THE PROBLEM »
Set the following entries down again exactly, line by line.

INPUT »

════════

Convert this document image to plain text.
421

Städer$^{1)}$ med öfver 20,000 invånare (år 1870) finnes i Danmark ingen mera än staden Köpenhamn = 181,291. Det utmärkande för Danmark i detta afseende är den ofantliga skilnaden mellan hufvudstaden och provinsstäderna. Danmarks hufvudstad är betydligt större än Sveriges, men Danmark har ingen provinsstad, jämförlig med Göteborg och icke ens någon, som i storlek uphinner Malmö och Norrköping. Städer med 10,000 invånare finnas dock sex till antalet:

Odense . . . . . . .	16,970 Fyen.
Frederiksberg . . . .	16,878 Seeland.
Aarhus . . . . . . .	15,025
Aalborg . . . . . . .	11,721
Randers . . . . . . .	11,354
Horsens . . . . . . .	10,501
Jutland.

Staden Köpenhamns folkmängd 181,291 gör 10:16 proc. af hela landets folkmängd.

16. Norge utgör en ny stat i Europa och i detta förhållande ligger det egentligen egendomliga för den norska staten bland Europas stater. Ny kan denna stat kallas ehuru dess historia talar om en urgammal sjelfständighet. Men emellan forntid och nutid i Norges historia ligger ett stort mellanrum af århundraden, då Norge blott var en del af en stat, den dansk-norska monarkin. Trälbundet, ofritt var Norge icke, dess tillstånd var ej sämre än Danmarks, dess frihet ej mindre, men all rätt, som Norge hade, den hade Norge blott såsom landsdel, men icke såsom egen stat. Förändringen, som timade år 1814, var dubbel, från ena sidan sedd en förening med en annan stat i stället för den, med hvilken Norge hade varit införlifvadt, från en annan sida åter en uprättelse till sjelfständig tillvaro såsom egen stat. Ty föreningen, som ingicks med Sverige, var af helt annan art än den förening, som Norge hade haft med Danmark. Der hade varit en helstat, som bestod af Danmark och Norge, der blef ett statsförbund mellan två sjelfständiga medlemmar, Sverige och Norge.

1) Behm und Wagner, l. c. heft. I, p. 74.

════════

RESPONSE TO THIS TASK »
Convert this document image to plain text.
421

Städer$^{1)}$ med öfver 20,000 invånare (år 1870) finnes i Danmark ingen mera än staden Köpenhamn = 181,291. Det utmärkande för Danmark i detta afseende är den ofantliga skilnaden mellan hufvudstaden och provinsstäderna. Danmarks hufvudstad är betydligt större än Sveriges, men Danmark har ingen provinsstad, jämförlig med Göteborg och icke ens någon, som i storlek uphinner Malmö och Norrköping. Städer med 10,000 invånare finnas dock sex till antalet:

Odense . . . . . . .	16,970 Fyen.
Frederiksberg . . . .	16,878 Seeland.
Aarhus . . . . . . .	15,025
Aalborg . . . . . . .	11,721
Randers . . . . . . .	11,354
Horsens . . . . . . .	10,501
Jutland.

Staden Köpenhamns folkmängd 181,291 gör 10:16 proc. af hela landets folkmängd.

16. Norge utgör en ny stat i Europa och i detta förhållande ligger det egentligen egendomliga för den norska staten bland Europas stater. Ny kan denna stat kallas ehuru dess historia talar om en urgammal sjelfständighet. Men emellan forntid och nutid i Norges historia ligger ett stort mellanrum af århundraden, då Norge blott var en del af en stat, den dansk-norska monarkin. Trälbundet, ofritt var Norge icke, dess tillstånd var ej sämre än Danmarks, dess frihet ej mindre, men all rätt, som Norge hade, den hade Norge blott såsom landsdel, men icke såsom egen stat. Förändringen, som timade år 1814, var dubbel, från ena sidan sedd en förening med en annan stat i stället för den, med hvilken Norge hade varit införlifvadt, från en annan sida åter en uprättelse till sjelfständig tillvaro såsom egen stat. Ty föreningen, som ingicks med Sverige, var af helt annan art än den förening, som Norge hade haft med Danmark. Der hade varit en helstat, som bestod af Danmark och Norge, der blef ett statsförbund mellan två sjelfständiga medlemmar, Sverige och Norge.

1) Behm und Wagner, l. c. heft. I, p. 74.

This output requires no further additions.